> _INSTRUCTION_:
Set out every line bearing the string "legend".

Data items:
**********

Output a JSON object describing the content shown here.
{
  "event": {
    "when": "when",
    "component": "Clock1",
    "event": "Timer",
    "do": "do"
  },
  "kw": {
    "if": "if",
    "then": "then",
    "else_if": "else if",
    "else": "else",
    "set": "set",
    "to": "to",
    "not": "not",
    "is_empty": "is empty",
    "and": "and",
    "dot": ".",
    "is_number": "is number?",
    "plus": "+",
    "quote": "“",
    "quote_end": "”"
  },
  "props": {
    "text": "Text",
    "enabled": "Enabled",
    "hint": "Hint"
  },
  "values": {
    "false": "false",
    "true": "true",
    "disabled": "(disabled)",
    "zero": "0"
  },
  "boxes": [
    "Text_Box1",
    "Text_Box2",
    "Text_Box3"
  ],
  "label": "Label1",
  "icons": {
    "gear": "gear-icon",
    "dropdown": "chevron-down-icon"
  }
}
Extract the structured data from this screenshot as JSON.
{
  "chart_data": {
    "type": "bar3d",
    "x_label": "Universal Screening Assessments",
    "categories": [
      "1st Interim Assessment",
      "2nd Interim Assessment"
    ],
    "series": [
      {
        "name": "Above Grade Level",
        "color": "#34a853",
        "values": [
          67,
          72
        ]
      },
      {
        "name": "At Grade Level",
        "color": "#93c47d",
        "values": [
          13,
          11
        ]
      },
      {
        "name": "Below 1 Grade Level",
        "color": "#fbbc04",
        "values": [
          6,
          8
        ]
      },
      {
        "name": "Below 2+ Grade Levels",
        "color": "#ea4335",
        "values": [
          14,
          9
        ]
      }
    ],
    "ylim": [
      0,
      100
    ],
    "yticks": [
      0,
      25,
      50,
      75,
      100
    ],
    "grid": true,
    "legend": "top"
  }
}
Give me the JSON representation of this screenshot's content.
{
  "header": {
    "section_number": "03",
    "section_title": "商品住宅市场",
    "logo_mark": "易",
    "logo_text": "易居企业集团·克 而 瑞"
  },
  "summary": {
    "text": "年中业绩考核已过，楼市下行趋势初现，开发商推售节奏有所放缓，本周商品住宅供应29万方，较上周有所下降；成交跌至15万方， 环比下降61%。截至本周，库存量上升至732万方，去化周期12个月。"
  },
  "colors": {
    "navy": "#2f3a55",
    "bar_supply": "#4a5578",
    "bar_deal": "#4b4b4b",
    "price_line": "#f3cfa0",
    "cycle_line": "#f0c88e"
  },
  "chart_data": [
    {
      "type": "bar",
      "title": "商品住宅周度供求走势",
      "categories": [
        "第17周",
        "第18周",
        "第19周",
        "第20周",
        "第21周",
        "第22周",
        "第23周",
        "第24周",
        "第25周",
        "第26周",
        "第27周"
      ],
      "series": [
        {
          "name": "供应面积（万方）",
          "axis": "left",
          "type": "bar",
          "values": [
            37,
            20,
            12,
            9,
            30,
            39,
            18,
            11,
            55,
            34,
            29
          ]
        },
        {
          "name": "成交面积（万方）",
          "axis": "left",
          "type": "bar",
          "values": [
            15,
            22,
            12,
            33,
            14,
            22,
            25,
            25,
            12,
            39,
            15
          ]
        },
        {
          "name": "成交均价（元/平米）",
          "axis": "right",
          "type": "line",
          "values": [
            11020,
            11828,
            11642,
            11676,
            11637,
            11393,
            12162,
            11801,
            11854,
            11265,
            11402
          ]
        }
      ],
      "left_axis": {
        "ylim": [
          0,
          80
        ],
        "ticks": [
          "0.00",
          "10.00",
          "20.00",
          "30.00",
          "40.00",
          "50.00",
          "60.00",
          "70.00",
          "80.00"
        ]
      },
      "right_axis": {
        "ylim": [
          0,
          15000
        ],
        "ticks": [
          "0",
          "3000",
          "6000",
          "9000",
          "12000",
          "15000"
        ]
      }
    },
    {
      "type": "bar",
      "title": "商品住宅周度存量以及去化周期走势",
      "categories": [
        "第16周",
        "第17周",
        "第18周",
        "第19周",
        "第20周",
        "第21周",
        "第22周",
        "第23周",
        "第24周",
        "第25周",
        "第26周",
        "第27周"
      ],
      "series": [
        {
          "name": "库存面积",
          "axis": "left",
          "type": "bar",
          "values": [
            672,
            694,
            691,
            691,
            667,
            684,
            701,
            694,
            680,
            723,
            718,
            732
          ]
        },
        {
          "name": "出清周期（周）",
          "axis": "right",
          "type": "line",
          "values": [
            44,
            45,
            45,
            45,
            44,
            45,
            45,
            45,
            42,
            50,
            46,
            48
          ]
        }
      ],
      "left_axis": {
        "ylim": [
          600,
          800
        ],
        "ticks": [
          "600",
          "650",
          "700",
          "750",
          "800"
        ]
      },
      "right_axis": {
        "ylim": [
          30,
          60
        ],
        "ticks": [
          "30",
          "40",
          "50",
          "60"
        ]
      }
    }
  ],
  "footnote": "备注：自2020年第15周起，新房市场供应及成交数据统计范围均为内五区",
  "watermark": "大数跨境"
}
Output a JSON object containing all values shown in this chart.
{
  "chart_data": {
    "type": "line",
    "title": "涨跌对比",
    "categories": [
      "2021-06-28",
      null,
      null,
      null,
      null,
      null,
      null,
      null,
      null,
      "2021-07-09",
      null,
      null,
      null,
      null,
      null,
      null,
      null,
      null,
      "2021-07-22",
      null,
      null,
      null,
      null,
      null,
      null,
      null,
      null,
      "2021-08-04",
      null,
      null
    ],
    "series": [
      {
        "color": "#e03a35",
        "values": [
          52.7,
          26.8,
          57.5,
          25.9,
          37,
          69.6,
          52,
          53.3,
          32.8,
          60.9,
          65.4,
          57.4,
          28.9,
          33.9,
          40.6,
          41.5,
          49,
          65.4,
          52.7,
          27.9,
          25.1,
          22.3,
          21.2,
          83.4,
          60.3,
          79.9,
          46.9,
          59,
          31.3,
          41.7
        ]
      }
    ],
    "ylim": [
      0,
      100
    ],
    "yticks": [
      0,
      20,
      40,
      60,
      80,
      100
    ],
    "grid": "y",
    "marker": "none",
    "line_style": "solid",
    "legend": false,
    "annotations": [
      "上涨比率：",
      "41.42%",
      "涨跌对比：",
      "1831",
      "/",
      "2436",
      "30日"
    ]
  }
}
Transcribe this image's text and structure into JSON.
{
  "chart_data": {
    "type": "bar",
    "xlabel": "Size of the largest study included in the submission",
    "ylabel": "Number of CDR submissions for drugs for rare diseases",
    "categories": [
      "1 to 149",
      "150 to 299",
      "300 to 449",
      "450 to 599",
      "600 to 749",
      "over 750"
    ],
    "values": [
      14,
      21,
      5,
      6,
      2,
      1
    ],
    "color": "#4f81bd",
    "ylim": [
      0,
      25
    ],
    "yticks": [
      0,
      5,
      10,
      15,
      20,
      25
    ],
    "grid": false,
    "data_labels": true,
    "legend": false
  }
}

**********

> _CORRECT ANSWER_:
    "legend": "top"
    "legend": false,
    "legend": false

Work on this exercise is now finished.